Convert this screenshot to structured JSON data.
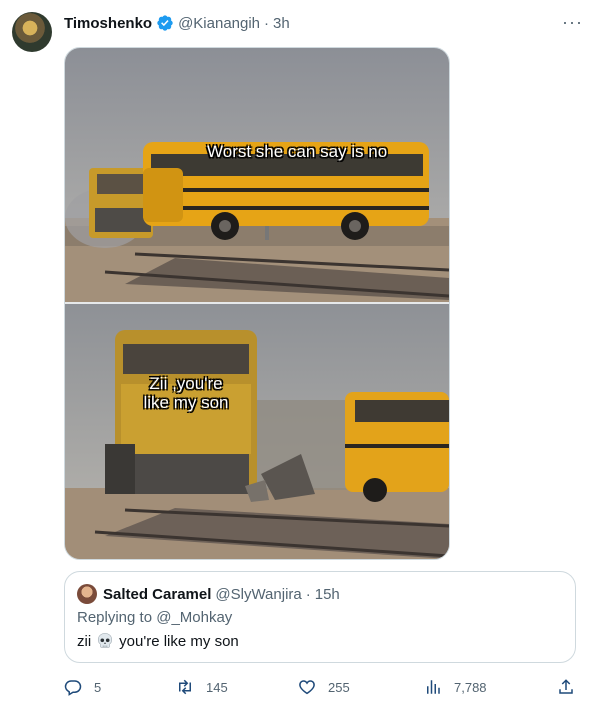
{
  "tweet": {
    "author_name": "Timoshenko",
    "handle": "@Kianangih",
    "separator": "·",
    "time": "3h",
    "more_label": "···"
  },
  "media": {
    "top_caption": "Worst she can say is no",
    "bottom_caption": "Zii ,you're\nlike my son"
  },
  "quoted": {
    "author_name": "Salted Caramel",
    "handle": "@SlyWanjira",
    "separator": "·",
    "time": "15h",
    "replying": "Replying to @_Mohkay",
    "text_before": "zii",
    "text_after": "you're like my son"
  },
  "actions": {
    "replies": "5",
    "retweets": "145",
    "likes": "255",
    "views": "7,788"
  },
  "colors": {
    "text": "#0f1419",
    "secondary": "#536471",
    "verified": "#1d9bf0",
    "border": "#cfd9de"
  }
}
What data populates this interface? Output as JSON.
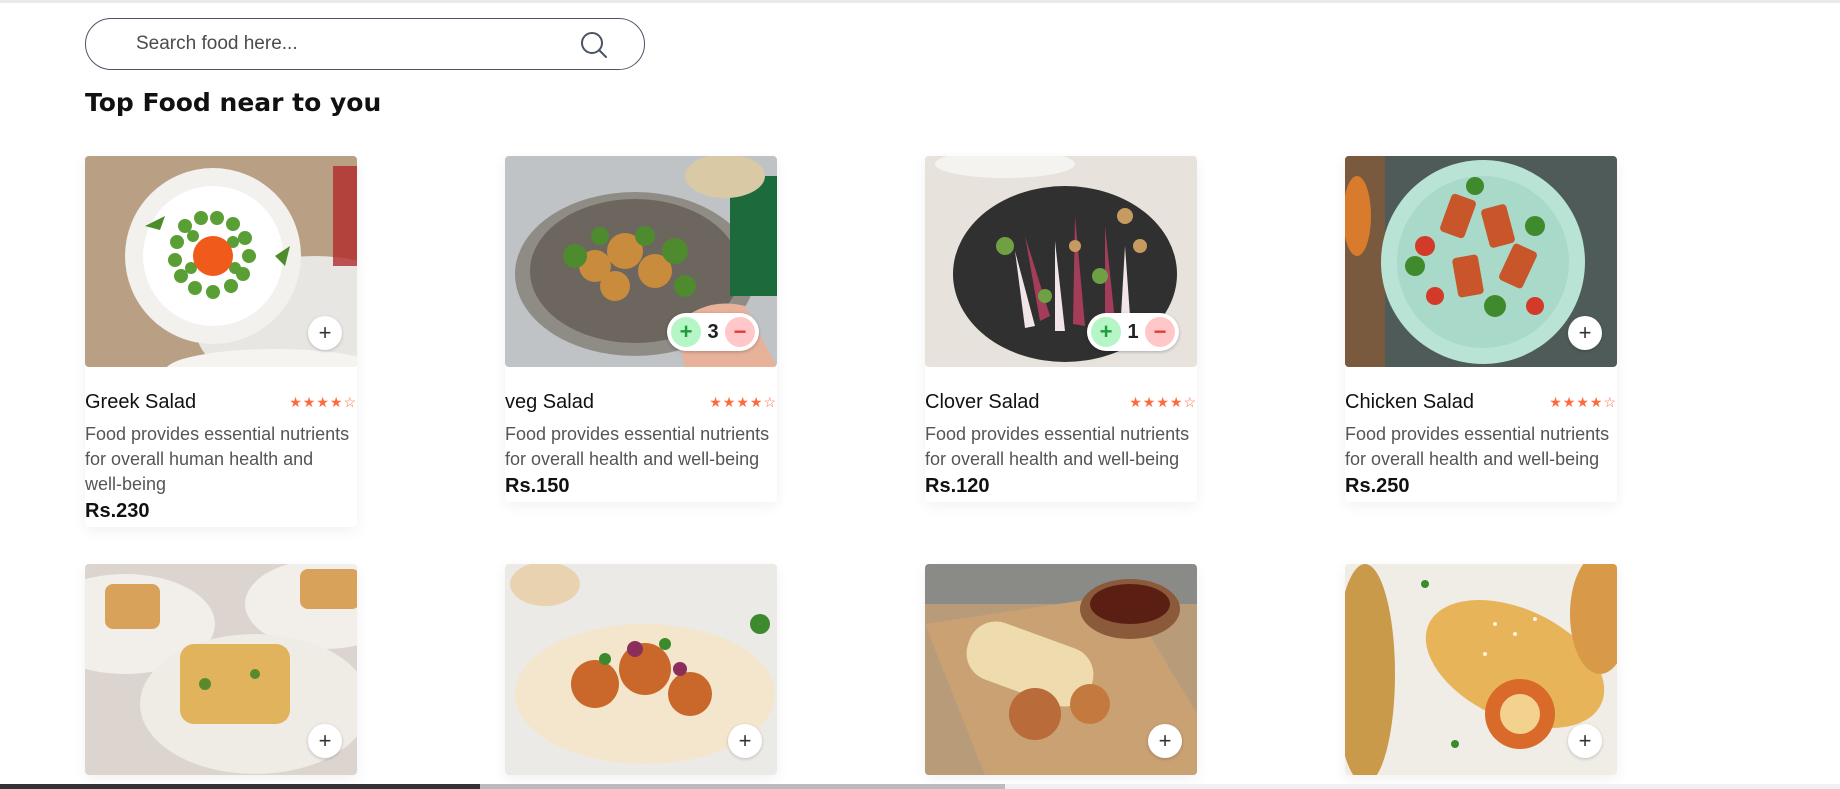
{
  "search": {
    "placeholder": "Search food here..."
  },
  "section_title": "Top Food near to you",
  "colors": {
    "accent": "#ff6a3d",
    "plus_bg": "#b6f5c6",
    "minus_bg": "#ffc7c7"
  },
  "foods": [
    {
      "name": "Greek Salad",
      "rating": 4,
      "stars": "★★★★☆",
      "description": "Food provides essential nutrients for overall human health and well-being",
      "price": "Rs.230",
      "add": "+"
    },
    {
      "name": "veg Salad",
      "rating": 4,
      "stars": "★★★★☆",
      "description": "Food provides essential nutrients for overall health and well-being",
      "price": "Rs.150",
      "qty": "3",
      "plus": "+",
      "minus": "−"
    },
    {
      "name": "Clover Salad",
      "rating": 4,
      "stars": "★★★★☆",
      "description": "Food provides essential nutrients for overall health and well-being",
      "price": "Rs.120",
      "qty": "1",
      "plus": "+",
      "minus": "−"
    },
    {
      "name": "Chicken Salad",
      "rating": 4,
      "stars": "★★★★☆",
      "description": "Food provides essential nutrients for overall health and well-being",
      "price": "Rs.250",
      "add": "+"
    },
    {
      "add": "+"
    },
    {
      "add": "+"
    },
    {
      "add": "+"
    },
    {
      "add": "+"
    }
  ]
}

*-*-*

**TO BE DONE:** Without including any picture, retype the entries exactly.

**OUTPUT OF THE TASK:**
Convert this screenshot to structured JSON data.
{
  "tweet": {
    "author_name": "Timoshenko",
    "handle": "@Kianangih",
    "separator": "·",
    "time": "3h",
    "more_label": "···"
  },
  "media": {
    "top_caption": "Worst she can say is no",
    "bottom_caption": "Zii ,you're\nlike my son"
  },
  "quoted": {
    "author_name": "Salted Caramel",
    "handle": "@SlyWanjira",
    "separator": "·",
    "time": "15h",
    "replying": "Replying to @_Mohkay",
    "text_before": "zii",
    "text_after": "you're like my son"
  },
  "actions": {
    "replies": "5",
    "retweets": "145",
    "likes": "255",
    "views": "7,788"
  },
  "colors": {
    "text": "#0f1419",
    "secondary": "#536471",
    "verified": "#1d9bf0",
    "border": "#cfd9de"
  }
}
What data populates this interface? Output as JSON.
{
  "search": {
    "placeholder": "Search food here..."
  },
  "section_title": "Top Food near to you",
  "colors": {
    "accent": "#ff6a3d",
    "plus_bg": "#b6f5c6",
    "minus_bg": "#ffc7c7"
  },
  "foods": [
    {
      "name": "Greek Salad",
      "rating": 4,
      "stars": "★★★★☆",
      "description": "Food provides essential nutrients for overall human health and well-being",
      "price": "Rs.230",
      "add": "+"
    },
    {
      "name": "veg Salad",
      "rating": 4,
      "stars": "★★★★☆",
      "description": "Food provides essential nutrients for overall health and well-being",
      "price": "Rs.150",
      "qty": "3",
      "plus": "+",
      "minus": "−"
    },
    {
      "name": "Clover Salad",
      "rating": 4,
      "stars": "★★★★☆",
      "description": "Food provides essential nutrients for overall health and well-being",
      "price": "Rs.120",
      "qty": "1",
      "plus": "+",
      "minus": "−"
    },
    {
      "name": "Chicken Salad",
      "rating": 4,
      "stars": "★★★★☆",
      "description": "Food provides essential nutrients for overall health and well-being",
      "price": "Rs.250",
      "add": "+"
    },
    {
      "add": "+"
    },
    {
      "add": "+"
    },
    {
      "add": "+"
    },
    {
      "add": "+"
    }
  ]
}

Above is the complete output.